**Problem statement:** Reproduce the records that follow in full, excluding any picture they contain.

**Data section:**
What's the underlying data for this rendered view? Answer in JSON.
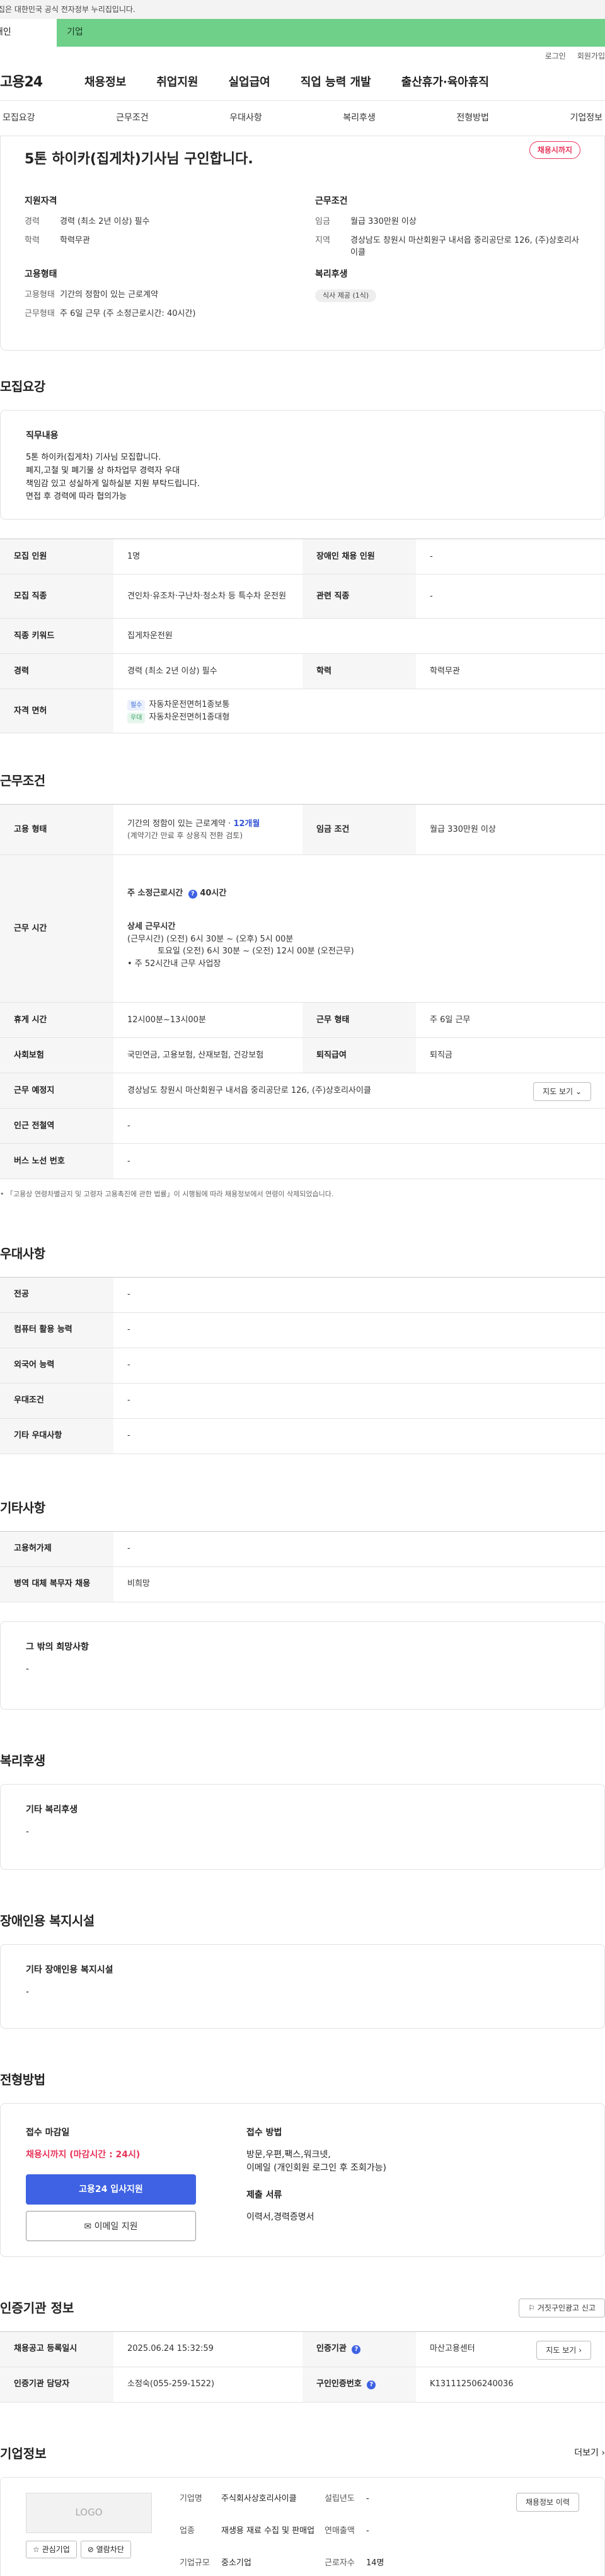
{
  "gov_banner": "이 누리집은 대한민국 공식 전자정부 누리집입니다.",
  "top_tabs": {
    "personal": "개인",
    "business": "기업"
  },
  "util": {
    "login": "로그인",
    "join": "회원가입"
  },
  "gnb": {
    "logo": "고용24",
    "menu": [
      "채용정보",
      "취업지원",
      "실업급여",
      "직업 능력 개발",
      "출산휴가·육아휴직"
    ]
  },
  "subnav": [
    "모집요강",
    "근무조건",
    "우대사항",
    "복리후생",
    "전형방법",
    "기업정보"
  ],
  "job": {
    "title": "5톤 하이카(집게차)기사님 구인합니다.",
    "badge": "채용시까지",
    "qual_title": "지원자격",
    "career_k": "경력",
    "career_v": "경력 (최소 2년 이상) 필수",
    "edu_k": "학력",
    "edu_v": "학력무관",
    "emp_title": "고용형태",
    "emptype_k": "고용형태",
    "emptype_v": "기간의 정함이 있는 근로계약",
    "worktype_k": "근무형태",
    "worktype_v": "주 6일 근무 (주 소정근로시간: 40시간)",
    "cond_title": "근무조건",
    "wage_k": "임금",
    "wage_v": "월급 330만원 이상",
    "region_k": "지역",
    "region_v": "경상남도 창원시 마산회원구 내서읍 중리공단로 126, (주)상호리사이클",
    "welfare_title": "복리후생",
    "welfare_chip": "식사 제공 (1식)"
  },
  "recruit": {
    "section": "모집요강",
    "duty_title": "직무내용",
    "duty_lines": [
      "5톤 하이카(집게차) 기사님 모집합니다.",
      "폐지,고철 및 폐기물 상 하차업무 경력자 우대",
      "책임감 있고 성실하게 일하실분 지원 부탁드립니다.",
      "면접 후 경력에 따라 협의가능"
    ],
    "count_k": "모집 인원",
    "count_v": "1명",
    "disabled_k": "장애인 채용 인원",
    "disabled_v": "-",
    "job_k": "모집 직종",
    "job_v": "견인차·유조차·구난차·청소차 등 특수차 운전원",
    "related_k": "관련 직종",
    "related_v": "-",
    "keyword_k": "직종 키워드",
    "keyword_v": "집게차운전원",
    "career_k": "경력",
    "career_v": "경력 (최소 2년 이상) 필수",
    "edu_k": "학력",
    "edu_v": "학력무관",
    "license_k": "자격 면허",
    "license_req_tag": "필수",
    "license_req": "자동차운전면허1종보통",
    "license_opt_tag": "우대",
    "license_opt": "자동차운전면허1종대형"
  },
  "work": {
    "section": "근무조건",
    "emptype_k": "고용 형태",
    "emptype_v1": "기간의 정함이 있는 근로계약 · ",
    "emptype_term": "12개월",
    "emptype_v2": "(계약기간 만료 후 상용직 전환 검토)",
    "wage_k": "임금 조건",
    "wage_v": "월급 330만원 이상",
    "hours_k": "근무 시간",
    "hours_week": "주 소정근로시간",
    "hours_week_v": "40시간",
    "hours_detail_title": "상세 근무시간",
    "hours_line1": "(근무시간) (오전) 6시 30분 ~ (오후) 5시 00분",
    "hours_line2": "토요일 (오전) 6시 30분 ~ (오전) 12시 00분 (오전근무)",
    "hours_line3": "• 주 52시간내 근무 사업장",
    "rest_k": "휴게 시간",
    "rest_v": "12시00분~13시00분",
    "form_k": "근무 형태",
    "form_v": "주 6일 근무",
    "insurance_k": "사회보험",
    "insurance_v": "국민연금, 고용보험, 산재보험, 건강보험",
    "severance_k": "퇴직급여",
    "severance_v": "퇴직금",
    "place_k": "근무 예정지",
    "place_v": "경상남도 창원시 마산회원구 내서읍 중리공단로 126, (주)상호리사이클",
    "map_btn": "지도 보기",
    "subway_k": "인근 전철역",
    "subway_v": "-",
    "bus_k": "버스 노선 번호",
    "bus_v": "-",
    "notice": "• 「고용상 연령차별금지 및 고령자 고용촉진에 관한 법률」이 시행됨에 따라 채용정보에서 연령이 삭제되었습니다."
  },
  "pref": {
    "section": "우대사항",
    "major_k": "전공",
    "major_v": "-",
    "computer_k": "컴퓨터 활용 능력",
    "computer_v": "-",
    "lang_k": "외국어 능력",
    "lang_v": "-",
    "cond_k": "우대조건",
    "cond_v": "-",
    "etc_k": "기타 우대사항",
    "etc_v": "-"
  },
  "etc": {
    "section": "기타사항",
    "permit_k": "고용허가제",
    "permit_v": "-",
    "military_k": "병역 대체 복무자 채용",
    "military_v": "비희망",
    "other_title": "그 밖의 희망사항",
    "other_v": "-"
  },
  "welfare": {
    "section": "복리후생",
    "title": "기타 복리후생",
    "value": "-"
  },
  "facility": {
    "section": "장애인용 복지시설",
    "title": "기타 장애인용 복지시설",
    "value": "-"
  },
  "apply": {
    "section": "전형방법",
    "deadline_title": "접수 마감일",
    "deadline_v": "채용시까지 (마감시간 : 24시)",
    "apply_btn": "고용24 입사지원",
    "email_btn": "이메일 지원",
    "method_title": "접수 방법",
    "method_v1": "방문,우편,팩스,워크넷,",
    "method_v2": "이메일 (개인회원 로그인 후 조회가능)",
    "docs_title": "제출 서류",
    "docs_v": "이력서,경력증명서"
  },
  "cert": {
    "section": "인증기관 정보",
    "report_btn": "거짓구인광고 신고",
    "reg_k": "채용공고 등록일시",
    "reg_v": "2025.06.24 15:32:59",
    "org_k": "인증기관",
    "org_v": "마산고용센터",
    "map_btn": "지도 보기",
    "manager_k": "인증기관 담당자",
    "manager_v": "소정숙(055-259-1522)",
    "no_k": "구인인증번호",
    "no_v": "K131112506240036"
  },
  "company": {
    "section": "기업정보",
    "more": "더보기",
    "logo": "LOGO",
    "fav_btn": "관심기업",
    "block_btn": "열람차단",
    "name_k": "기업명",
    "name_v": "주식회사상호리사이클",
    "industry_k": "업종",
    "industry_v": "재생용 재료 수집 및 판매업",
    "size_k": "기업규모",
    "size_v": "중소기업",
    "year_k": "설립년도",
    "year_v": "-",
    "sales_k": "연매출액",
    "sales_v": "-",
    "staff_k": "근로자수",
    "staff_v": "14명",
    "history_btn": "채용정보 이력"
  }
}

**Reply to the task:**
What's the underlying data for this rendered view? Answer in JSON.
{
  "gov_banner": "이 누리집은 대한민국 공식 전자정부 누리집입니다.",
  "top_tabs": {
    "personal": "개인",
    "business": "기업"
  },
  "util": {
    "login": "로그인",
    "join": "회원가입"
  },
  "gnb": {
    "logo": "고용24",
    "menu": [
      "채용정보",
      "취업지원",
      "실업급여",
      "직업 능력 개발",
      "출산휴가·육아휴직"
    ]
  },
  "subnav": [
    "모집요강",
    "근무조건",
    "우대사항",
    "복리후생",
    "전형방법",
    "기업정보"
  ],
  "job": {
    "title": "5톤 하이카(집게차)기사님 구인합니다.",
    "badge": "채용시까지",
    "qual_title": "지원자격",
    "career_k": "경력",
    "career_v": "경력 (최소 2년 이상) 필수",
    "edu_k": "학력",
    "edu_v": "학력무관",
    "emp_title": "고용형태",
    "emptype_k": "고용형태",
    "emptype_v": "기간의 정함이 있는 근로계약",
    "worktype_k": "근무형태",
    "worktype_v": "주 6일 근무 (주 소정근로시간: 40시간)",
    "cond_title": "근무조건",
    "wage_k": "임금",
    "wage_v": "월급 330만원 이상",
    "region_k": "지역",
    "region_v": "경상남도 창원시 마산회원구 내서읍 중리공단로 126, (주)상호리사이클",
    "welfare_title": "복리후생",
    "welfare_chip": "식사 제공 (1식)"
  },
  "recruit": {
    "section": "모집요강",
    "duty_title": "직무내용",
    "duty_lines": [
      "5톤 하이카(집게차) 기사님 모집합니다.",
      "폐지,고철 및 폐기물 상 하차업무 경력자 우대",
      "책임감 있고 성실하게 일하실분 지원 부탁드립니다.",
      "면접 후 경력에 따라 협의가능"
    ],
    "count_k": "모집 인원",
    "count_v": "1명",
    "disabled_k": "장애인 채용 인원",
    "disabled_v": "-",
    "job_k": "모집 직종",
    "job_v": "견인차·유조차·구난차·청소차 등 특수차 운전원",
    "related_k": "관련 직종",
    "related_v": "-",
    "keyword_k": "직종 키워드",
    "keyword_v": "집게차운전원",
    "career_k": "경력",
    "career_v": "경력 (최소 2년 이상) 필수",
    "edu_k": "학력",
    "edu_v": "학력무관",
    "license_k": "자격 면허",
    "license_req_tag": "필수",
    "license_req": "자동차운전면허1종보통",
    "license_opt_tag": "우대",
    "license_opt": "자동차운전면허1종대형"
  },
  "work": {
    "section": "근무조건",
    "emptype_k": "고용 형태",
    "emptype_v1": "기간의 정함이 있는 근로계약 · ",
    "emptype_term": "12개월",
    "emptype_v2": "(계약기간 만료 후 상용직 전환 검토)",
    "wage_k": "임금 조건",
    "wage_v": "월급 330만원 이상",
    "hours_k": "근무 시간",
    "hours_week": "주 소정근로시간",
    "hours_week_v": "40시간",
    "hours_detail_title": "상세 근무시간",
    "hours_line1": "(근무시간) (오전) 6시 30분 ~ (오후) 5시 00분",
    "hours_line2": "토요일 (오전) 6시 30분 ~ (오전) 12시 00분 (오전근무)",
    "hours_line3": "• 주 52시간내 근무 사업장",
    "rest_k": "휴게 시간",
    "rest_v": "12시00분~13시00분",
    "form_k": "근무 형태",
    "form_v": "주 6일 근무",
    "insurance_k": "사회보험",
    "insurance_v": "국민연금, 고용보험, 산재보험, 건강보험",
    "severance_k": "퇴직급여",
    "severance_v": "퇴직금",
    "place_k": "근무 예정지",
    "place_v": "경상남도 창원시 마산회원구 내서읍 중리공단로 126, (주)상호리사이클",
    "map_btn": "지도 보기",
    "subway_k": "인근 전철역",
    "subway_v": "-",
    "bus_k": "버스 노선 번호",
    "bus_v": "-",
    "notice": "• 「고용상 연령차별금지 및 고령자 고용촉진에 관한 법률」이 시행됨에 따라 채용정보에서 연령이 삭제되었습니다."
  },
  "pref": {
    "section": "우대사항",
    "major_k": "전공",
    "major_v": "-",
    "computer_k": "컴퓨터 활용 능력",
    "computer_v": "-",
    "lang_k": "외국어 능력",
    "lang_v": "-",
    "cond_k": "우대조건",
    "cond_v": "-",
    "etc_k": "기타 우대사항",
    "etc_v": "-"
  },
  "etc": {
    "section": "기타사항",
    "permit_k": "고용허가제",
    "permit_v": "-",
    "military_k": "병역 대체 복무자 채용",
    "military_v": "비희망",
    "other_title": "그 밖의 희망사항",
    "other_v": "-"
  },
  "welfare": {
    "section": "복리후생",
    "title": "기타 복리후생",
    "value": "-"
  },
  "facility": {
    "section": "장애인용 복지시설",
    "title": "기타 장애인용 복지시설",
    "value": "-"
  },
  "apply": {
    "section": "전형방법",
    "deadline_title": "접수 마감일",
    "deadline_v": "채용시까지 (마감시간 : 24시)",
    "apply_btn": "고용24 입사지원",
    "email_btn": "이메일 지원",
    "method_title": "접수 방법",
    "method_v1": "방문,우편,팩스,워크넷,",
    "method_v2": "이메일 (개인회원 로그인 후 조회가능)",
    "docs_title": "제출 서류",
    "docs_v": "이력서,경력증명서"
  },
  "cert": {
    "section": "인증기관 정보",
    "report_btn": "거짓구인광고 신고",
    "reg_k": "채용공고 등록일시",
    "reg_v": "2025.06.24 15:32:59",
    "org_k": "인증기관",
    "org_v": "마산고용센터",
    "map_btn": "지도 보기",
    "manager_k": "인증기관 담당자",
    "manager_v": "소정숙(055-259-1522)",
    "no_k": "구인인증번호",
    "no_v": "K131112506240036"
  },
  "company": {
    "section": "기업정보",
    "more": "더보기",
    "logo": "LOGO",
    "fav_btn": "관심기업",
    "block_btn": "열람차단",
    "name_k": "기업명",
    "name_v": "주식회사상호리사이클",
    "industry_k": "업종",
    "industry_v": "재생용 재료 수집 및 판매업",
    "size_k": "기업규모",
    "size_v": "중소기업",
    "year_k": "설립년도",
    "year_v": "-",
    "sales_k": "연매출액",
    "sales_v": "-",
    "staff_k": "근로자수",
    "staff_v": "14명",
    "history_btn": "채용정보 이력"
  }
}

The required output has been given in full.